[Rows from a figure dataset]
----
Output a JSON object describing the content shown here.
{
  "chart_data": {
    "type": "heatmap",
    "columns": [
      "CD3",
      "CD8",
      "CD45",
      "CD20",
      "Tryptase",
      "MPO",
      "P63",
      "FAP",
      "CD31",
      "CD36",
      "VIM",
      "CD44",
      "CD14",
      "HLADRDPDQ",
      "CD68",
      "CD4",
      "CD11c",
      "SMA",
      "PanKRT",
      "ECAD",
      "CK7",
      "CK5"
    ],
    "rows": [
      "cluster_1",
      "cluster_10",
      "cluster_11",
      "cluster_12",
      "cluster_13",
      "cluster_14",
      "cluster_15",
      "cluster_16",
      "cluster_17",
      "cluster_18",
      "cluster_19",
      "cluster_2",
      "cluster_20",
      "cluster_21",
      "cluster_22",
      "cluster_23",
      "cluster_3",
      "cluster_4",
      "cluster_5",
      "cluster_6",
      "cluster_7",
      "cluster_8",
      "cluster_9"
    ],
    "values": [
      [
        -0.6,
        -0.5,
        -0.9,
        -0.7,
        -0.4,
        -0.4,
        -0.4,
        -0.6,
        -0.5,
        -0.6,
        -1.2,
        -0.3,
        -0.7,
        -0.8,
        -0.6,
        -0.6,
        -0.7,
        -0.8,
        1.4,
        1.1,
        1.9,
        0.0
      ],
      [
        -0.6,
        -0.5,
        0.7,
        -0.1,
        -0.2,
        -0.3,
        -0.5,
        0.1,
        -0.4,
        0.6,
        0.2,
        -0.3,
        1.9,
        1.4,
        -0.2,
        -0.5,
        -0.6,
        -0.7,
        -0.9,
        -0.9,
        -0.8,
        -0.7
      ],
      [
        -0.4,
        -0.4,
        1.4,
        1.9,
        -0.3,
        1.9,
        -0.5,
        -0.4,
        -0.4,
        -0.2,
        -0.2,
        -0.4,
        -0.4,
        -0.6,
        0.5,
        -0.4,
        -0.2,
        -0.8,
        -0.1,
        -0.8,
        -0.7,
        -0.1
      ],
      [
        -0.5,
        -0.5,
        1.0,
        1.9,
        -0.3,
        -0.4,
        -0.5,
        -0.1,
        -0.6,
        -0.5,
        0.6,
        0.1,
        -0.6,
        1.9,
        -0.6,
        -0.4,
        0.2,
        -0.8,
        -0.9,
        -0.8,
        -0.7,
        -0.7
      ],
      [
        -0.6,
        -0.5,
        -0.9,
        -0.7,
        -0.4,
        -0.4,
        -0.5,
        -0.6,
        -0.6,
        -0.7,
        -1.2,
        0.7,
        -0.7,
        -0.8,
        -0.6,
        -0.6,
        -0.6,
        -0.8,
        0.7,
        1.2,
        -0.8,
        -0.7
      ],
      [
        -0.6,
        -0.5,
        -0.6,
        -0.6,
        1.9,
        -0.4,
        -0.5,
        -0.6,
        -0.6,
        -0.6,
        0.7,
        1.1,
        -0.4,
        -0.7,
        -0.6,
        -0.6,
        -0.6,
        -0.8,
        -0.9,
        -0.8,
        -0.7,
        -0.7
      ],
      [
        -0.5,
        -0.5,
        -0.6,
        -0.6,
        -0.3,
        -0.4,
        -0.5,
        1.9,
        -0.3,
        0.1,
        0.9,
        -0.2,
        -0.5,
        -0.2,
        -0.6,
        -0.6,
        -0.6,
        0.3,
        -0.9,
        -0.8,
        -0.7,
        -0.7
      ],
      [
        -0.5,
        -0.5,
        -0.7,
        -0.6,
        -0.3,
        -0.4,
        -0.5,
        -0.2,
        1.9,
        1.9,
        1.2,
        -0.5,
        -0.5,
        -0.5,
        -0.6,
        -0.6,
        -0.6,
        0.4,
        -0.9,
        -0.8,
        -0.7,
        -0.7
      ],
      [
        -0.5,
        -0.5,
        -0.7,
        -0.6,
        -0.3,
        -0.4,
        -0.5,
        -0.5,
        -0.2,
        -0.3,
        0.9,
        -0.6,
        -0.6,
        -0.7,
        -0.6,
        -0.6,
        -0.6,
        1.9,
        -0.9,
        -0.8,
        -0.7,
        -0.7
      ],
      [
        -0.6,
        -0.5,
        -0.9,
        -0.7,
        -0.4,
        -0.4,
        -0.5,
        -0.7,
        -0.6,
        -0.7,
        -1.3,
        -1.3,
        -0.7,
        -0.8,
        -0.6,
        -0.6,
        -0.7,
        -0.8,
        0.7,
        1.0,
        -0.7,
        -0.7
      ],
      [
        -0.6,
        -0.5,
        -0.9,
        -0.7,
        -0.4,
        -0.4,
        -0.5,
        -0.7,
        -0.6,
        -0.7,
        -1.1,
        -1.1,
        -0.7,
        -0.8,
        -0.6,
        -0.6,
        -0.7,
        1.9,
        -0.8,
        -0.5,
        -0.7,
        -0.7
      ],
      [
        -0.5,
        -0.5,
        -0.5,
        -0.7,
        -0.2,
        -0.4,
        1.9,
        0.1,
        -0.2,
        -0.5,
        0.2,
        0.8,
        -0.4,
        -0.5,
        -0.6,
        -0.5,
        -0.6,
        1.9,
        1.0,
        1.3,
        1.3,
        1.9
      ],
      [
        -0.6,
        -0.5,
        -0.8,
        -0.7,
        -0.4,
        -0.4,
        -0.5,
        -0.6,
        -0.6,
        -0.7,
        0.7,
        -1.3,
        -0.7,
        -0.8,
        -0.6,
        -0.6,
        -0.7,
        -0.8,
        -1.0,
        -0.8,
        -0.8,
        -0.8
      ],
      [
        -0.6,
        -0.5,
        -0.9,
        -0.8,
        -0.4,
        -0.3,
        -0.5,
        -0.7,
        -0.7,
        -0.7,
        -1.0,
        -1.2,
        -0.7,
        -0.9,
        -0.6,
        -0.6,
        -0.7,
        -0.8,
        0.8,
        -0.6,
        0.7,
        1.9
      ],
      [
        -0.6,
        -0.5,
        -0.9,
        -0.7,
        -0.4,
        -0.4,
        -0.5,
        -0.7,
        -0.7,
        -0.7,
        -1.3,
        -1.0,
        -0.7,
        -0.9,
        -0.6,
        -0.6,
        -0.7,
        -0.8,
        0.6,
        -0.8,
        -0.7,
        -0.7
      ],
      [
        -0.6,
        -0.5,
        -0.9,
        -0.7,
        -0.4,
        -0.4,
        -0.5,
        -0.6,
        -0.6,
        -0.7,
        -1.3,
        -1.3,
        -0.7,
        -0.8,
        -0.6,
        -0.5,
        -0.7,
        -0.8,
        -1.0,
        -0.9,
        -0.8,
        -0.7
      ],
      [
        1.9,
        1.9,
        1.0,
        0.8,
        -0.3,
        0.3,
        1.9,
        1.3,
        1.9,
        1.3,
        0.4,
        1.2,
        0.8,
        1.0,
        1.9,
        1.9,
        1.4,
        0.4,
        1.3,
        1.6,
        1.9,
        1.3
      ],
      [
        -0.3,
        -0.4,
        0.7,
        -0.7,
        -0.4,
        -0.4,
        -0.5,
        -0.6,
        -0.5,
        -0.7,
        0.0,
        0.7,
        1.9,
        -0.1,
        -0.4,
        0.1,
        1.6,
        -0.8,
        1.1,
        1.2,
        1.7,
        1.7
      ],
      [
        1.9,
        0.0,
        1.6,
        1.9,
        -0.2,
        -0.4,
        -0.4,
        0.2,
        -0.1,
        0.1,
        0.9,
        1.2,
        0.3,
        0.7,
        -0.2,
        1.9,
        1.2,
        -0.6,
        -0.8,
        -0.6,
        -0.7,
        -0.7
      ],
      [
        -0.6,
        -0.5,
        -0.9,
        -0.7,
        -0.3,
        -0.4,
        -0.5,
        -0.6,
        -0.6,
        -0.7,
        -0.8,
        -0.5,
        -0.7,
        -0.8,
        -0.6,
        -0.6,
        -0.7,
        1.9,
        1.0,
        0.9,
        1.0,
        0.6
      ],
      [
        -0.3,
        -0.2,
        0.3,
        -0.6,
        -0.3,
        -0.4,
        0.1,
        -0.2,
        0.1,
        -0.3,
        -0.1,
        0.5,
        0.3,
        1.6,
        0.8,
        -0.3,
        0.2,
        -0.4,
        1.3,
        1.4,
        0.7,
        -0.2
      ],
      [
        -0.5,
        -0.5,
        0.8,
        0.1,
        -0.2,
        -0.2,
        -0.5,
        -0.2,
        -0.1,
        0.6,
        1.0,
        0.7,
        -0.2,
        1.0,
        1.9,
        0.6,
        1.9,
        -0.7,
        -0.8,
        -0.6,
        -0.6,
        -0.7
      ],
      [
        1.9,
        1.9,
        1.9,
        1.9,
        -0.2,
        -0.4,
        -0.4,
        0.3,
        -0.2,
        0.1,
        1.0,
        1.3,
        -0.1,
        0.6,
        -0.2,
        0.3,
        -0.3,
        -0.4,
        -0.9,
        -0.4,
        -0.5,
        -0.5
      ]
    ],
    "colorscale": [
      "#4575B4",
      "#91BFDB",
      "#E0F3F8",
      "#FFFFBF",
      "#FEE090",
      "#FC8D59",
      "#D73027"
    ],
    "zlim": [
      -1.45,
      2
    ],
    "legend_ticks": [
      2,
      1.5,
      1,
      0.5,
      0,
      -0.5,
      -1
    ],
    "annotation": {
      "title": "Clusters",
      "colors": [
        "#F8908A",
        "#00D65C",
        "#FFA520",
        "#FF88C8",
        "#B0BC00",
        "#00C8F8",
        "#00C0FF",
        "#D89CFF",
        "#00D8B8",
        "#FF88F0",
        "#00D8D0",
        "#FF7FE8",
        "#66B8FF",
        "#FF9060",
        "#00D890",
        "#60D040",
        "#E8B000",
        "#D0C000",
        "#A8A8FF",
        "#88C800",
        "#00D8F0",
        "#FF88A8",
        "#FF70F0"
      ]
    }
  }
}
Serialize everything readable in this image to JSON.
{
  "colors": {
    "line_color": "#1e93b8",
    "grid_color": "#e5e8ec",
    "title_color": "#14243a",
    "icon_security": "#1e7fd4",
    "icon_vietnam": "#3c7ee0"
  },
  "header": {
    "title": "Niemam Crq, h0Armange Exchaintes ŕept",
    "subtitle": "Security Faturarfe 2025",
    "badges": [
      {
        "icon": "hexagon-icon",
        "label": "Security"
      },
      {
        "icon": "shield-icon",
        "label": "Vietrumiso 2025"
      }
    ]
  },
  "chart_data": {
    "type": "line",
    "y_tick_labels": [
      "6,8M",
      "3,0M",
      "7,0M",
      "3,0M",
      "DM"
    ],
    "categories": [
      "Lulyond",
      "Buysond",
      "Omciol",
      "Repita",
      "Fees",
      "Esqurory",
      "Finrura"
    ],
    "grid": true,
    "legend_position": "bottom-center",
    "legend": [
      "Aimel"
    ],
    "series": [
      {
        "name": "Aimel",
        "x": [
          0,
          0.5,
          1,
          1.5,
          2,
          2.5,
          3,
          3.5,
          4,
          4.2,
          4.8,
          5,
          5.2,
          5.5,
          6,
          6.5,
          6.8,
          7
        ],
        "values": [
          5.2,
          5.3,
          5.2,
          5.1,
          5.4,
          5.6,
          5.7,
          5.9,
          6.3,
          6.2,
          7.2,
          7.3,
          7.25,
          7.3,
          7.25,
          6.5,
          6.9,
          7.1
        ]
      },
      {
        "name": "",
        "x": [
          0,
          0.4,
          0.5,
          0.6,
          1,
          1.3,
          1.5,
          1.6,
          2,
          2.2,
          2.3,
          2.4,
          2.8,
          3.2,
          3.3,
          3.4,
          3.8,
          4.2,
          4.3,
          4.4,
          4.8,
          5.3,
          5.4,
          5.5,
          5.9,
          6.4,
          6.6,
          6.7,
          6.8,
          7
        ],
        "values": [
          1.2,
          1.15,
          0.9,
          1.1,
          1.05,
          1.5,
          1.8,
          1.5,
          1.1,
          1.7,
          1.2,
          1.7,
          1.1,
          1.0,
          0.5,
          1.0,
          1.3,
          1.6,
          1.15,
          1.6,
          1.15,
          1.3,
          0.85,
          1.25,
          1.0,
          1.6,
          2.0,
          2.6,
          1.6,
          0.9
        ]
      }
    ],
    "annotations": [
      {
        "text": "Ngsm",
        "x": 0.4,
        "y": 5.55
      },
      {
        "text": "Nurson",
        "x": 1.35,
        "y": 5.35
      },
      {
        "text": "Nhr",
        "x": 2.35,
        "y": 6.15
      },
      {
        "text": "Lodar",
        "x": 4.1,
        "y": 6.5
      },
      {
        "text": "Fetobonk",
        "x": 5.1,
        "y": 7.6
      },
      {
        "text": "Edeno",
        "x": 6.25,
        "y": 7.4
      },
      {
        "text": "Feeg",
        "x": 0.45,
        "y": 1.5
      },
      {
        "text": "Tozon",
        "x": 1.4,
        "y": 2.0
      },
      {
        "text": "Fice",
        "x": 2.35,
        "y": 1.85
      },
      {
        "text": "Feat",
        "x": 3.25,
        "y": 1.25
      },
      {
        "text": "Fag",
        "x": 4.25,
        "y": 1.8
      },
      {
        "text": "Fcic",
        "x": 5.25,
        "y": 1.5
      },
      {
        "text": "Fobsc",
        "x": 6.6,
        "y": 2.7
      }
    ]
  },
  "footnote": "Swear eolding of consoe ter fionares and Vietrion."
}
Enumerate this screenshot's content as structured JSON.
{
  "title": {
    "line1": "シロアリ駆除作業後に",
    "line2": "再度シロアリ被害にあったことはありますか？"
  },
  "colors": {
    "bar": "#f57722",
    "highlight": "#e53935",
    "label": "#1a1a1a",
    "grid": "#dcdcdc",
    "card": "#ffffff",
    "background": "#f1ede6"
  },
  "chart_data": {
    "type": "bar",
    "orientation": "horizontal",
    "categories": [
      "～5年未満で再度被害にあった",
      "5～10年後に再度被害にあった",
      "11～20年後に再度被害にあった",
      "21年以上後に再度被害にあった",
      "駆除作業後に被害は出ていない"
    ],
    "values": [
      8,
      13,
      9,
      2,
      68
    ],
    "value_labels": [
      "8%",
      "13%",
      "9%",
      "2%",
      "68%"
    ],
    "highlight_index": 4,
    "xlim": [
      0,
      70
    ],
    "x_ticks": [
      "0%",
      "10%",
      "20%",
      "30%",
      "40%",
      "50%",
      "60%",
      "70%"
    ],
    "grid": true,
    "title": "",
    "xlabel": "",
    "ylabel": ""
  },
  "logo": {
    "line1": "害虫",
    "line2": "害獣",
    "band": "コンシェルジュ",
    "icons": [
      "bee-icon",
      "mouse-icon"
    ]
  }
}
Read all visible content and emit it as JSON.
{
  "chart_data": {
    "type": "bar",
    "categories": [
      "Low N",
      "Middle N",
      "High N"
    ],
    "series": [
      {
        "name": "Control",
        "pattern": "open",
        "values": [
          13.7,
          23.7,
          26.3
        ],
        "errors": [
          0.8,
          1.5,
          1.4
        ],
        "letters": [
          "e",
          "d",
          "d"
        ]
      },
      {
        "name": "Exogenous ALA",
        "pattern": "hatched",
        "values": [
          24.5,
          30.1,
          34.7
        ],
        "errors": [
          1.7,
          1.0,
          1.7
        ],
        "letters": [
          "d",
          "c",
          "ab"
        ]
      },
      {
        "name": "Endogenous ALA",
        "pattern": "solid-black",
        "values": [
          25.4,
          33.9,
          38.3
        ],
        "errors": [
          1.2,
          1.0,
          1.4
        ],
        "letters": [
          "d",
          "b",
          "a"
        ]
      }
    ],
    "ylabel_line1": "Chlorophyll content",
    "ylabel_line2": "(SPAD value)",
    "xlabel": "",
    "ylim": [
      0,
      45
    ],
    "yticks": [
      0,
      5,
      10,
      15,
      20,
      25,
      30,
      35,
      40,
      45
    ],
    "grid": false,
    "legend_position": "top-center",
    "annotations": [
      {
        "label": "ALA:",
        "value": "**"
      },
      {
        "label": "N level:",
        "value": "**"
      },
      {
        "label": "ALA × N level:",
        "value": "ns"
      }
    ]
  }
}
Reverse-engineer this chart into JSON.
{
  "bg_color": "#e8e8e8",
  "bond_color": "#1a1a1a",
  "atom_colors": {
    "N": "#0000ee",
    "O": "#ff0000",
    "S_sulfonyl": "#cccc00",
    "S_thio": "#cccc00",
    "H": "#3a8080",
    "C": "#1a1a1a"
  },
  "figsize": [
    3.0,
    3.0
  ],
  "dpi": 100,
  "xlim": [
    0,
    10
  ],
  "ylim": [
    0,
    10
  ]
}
----
* [Problem requirements] Which lines run from the one containing "Reverse-engineer this chart into JSON." to the end of the entries above? Quote exactly those, and only those.

* [Result for this exercise]
Reverse-engineer this chart into JSON.
{
  "bg_color": "#e8e8e8",
  "bond_color": "#1a1a1a",
  "atom_colors": {
    "N": "#0000ee",
    "O": "#ff0000",
    "S_sulfonyl": "#cccc00",
    "S_thio": "#cccc00",
    "H": "#3a8080",
    "C": "#1a1a1a"
  },
  "figsize": [
    3.0,
    3.0
  ],
  "dpi": 100,
  "xlim": [
    0,
    10
  ],
  "ylim": [
    0,
    10
  ]
}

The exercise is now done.